_TASK DESCRIPTION_. What follows is a set of records; repeat all of them exactly.

>> Begin GIVEN DATA

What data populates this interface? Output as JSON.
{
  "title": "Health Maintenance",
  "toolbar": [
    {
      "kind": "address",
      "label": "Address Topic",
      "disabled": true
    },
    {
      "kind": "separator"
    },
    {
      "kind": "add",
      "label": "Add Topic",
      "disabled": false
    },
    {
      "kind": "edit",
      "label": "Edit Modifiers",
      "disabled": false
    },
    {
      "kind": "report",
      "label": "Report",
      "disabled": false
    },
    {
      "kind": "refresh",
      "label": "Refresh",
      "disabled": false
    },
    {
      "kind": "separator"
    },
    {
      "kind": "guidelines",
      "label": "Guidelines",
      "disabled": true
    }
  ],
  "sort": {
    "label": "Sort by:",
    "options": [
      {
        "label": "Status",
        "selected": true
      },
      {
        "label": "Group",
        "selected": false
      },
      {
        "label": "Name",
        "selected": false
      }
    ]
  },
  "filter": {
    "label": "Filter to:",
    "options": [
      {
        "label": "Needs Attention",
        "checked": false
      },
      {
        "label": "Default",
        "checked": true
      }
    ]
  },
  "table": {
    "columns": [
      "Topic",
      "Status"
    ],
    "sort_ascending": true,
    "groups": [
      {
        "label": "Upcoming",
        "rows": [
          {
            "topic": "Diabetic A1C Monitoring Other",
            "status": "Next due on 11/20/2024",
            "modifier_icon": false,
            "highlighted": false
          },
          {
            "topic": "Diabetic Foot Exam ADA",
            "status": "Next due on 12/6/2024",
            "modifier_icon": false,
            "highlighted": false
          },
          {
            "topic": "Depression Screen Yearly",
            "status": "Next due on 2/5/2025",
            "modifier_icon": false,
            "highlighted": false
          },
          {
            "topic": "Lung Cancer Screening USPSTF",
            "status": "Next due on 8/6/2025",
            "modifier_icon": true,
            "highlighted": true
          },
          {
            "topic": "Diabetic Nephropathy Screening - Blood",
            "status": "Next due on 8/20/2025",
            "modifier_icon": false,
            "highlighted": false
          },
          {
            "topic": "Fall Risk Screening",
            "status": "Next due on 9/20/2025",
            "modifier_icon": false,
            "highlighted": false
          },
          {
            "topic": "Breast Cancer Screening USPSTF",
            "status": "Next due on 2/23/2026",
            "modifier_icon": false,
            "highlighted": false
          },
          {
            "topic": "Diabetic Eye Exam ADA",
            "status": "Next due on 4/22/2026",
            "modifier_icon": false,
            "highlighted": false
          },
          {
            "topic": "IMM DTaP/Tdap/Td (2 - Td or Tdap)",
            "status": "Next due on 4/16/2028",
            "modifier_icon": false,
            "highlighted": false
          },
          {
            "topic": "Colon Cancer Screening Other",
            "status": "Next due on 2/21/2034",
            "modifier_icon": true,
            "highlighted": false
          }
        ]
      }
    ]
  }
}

>> End GIVEN DATA

_SOLUTION FOR THIS PROBLEM_.
What data populates this interface? Output as JSON.
{
  "title": "Health Maintenance",
  "toolbar": [
    {
      "kind": "address",
      "label": "Address Topic",
      "disabled": true
    },
    {
      "kind": "separator"
    },
    {
      "kind": "add",
      "label": "Add Topic",
      "disabled": false
    },
    {
      "kind": "edit",
      "label": "Edit Modifiers",
      "disabled": false
    },
    {
      "kind": "report",
      "label": "Report",
      "disabled": false
    },
    {
      "kind": "refresh",
      "label": "Refresh",
      "disabled": false
    },
    {
      "kind": "separator"
    },
    {
      "kind": "guidelines",
      "label": "Guidelines",
      "disabled": true
    }
  ],
  "sort": {
    "label": "Sort by:",
    "options": [
      {
        "label": "Status",
        "selected": true
      },
      {
        "label": "Group",
        "selected": false
      },
      {
        "label": "Name",
        "selected": false
      }
    ]
  },
  "filter": {
    "label": "Filter to:",
    "options": [
      {
        "label": "Needs Attention",
        "checked": false
      },
      {
        "label": "Default",
        "checked": true
      }
    ]
  },
  "table": {
    "columns": [
      "Topic",
      "Status"
    ],
    "sort_ascending": true,
    "groups": [
      {
        "label": "Upcoming",
        "rows": [
          {
            "topic": "Diabetic A1C Monitoring Other",
            "status": "Next due on 11/20/2024",
            "modifier_icon": false,
            "highlighted": false
          },
          {
            "topic": "Diabetic Foot Exam ADA",
            "status": "Next due on 12/6/2024",
            "modifier_icon": false,
            "highlighted": false
          },
          {
            "topic": "Depression Screen Yearly",
            "status": "Next due on 2/5/2025",
            "modifier_icon": false,
            "highlighted": false
          },
          {
            "topic": "Lung Cancer Screening USPSTF",
            "status": "Next due on 8/6/2025",
            "modifier_icon": true,
            "highlighted": true
          },
          {
            "topic": "Diabetic Nephropathy Screening - Blood",
            "status": "Next due on 8/20/2025",
            "modifier_icon": false,
            "highlighted": false
          },
          {
            "topic": "Fall Risk Screening",
            "status": "Next due on 9/20/2025",
            "modifier_icon": false,
            "highlighted": false
          },
          {
            "topic": "Breast Cancer Screening USPSTF",
            "status": "Next due on 2/23/2026",
            "modifier_icon": false,
            "highlighted": false
          },
          {
            "topic": "Diabetic Eye Exam ADA",
            "status": "Next due on 4/22/2026",
            "modifier_icon": false,
            "highlighted": false
          },
          {
            "topic": "IMM DTaP/Tdap/Td (2 - Td or Tdap)",
            "status": "Next due on 4/16/2028",
            "modifier_icon": false,
            "highlighted": false
          },
          {
            "topic": "Colon Cancer Screening Other",
            "status": "Next due on 2/21/2034",
            "modifier_icon": true,
            "highlighted": false
          }
        ]
      }
    ]
  }
}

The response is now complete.